What you need to do: Find the lines below that contain the string "left". Copy each one.

Dataset records:
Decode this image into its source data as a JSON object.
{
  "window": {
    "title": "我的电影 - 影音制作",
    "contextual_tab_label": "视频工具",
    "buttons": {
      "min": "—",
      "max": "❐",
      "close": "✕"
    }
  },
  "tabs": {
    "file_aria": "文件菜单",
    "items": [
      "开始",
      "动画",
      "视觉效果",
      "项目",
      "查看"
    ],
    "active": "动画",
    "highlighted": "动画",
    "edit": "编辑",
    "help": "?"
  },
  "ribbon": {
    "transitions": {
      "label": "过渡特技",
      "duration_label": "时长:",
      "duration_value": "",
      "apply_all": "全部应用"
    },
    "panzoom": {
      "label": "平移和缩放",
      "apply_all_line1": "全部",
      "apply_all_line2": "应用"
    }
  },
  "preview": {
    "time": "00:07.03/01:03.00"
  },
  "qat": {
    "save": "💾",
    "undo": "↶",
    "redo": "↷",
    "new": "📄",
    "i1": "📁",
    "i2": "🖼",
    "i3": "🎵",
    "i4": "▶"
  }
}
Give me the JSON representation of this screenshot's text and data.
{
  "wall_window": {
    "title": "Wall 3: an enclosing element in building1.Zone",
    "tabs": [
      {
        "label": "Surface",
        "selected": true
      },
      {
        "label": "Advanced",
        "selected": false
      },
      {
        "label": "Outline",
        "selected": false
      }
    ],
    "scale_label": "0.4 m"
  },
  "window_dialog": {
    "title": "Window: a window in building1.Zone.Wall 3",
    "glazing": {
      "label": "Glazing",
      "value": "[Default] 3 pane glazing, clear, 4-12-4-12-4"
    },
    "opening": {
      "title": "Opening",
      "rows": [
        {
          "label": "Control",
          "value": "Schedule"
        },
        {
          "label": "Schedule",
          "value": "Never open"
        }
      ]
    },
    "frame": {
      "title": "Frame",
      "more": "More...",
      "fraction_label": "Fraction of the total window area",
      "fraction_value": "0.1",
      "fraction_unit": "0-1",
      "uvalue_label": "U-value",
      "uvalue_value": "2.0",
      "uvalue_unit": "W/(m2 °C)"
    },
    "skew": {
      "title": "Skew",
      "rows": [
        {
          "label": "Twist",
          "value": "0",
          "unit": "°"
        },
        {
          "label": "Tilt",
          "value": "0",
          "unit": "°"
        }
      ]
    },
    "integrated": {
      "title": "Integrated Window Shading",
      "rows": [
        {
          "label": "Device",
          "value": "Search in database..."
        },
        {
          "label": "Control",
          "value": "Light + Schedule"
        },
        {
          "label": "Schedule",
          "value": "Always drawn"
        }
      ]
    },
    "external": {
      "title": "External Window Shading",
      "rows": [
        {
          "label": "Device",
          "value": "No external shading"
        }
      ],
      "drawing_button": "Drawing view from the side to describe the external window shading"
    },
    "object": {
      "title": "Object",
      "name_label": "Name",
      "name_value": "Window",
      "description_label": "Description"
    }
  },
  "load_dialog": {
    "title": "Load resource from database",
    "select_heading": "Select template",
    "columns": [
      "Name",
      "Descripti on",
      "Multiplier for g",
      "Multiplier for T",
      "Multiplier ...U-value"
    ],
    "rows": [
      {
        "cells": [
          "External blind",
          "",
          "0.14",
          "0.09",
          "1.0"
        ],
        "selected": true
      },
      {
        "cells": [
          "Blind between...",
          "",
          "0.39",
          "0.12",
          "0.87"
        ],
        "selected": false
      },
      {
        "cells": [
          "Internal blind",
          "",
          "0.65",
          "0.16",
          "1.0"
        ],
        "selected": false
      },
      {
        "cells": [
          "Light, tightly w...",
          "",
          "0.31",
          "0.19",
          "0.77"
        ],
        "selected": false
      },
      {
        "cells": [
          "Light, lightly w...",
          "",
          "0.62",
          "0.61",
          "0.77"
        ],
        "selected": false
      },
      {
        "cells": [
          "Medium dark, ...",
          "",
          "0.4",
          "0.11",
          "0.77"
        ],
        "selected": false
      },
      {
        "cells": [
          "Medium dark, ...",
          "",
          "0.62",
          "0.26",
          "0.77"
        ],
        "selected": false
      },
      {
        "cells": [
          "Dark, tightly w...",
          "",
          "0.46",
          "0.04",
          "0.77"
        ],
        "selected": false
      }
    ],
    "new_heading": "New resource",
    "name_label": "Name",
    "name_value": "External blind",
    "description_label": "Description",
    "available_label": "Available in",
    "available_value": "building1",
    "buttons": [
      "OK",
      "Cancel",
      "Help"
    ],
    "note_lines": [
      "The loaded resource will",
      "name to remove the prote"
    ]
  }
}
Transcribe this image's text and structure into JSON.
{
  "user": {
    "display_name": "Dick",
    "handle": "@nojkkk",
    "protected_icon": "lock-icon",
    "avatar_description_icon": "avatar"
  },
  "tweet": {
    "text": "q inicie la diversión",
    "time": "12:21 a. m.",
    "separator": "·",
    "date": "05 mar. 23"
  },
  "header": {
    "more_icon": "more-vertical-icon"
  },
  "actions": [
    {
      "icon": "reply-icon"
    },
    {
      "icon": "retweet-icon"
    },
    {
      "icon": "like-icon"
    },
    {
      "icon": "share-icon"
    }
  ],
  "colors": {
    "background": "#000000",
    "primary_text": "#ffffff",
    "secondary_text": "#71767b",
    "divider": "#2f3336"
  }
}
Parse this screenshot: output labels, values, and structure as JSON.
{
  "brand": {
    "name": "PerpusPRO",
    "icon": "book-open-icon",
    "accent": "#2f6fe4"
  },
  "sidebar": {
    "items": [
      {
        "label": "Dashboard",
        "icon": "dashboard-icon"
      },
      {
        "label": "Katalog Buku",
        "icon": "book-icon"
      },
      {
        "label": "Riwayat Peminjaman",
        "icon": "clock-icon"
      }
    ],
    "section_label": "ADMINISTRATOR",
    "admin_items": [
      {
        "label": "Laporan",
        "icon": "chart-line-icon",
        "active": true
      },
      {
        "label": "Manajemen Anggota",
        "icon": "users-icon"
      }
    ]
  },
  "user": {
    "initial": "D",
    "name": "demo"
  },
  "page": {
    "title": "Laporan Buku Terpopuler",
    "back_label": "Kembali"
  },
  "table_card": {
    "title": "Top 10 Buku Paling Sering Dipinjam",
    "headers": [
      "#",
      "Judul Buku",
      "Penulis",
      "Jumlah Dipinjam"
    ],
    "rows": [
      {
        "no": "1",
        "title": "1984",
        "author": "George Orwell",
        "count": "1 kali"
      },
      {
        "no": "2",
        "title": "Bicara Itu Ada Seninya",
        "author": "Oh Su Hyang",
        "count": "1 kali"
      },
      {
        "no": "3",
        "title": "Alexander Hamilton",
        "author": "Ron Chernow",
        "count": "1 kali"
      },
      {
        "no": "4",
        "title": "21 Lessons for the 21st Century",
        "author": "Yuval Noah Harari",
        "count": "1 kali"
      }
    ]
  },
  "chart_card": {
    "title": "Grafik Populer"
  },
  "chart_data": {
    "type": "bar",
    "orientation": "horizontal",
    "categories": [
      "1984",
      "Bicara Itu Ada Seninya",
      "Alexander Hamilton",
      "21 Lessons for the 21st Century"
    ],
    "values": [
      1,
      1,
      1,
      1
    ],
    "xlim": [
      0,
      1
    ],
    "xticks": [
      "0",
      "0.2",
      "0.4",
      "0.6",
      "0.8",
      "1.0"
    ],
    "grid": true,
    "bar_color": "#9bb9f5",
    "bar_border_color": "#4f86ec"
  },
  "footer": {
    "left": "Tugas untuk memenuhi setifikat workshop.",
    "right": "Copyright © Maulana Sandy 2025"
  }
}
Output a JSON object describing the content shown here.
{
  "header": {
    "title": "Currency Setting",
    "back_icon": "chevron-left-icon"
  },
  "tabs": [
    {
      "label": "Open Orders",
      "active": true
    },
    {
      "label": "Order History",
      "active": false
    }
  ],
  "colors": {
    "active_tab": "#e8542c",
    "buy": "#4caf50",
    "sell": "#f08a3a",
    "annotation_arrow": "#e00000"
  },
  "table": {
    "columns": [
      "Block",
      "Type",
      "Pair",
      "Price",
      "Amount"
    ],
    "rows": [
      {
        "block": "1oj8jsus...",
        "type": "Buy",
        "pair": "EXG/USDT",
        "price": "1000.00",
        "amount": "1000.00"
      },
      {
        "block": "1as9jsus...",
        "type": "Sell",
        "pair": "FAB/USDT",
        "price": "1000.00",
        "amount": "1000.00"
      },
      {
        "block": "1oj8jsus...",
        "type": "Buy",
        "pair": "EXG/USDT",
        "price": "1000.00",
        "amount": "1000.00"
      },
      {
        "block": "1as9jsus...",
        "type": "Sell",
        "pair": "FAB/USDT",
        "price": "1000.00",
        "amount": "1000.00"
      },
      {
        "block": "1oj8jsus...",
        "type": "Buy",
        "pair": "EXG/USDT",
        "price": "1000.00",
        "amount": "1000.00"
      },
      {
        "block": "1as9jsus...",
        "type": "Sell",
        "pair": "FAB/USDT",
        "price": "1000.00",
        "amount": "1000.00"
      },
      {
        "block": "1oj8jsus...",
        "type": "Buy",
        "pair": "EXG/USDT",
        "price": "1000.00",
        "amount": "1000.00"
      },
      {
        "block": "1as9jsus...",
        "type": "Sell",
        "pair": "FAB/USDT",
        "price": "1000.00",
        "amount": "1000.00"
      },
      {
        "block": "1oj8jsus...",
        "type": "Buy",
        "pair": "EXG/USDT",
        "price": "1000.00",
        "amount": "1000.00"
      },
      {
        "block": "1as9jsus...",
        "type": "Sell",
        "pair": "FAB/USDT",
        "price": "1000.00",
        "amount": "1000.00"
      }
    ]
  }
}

Output below:
    "left": "Tugas untuk memenuhi setifikat workshop.",
    "back_icon": "chevron-left-icon"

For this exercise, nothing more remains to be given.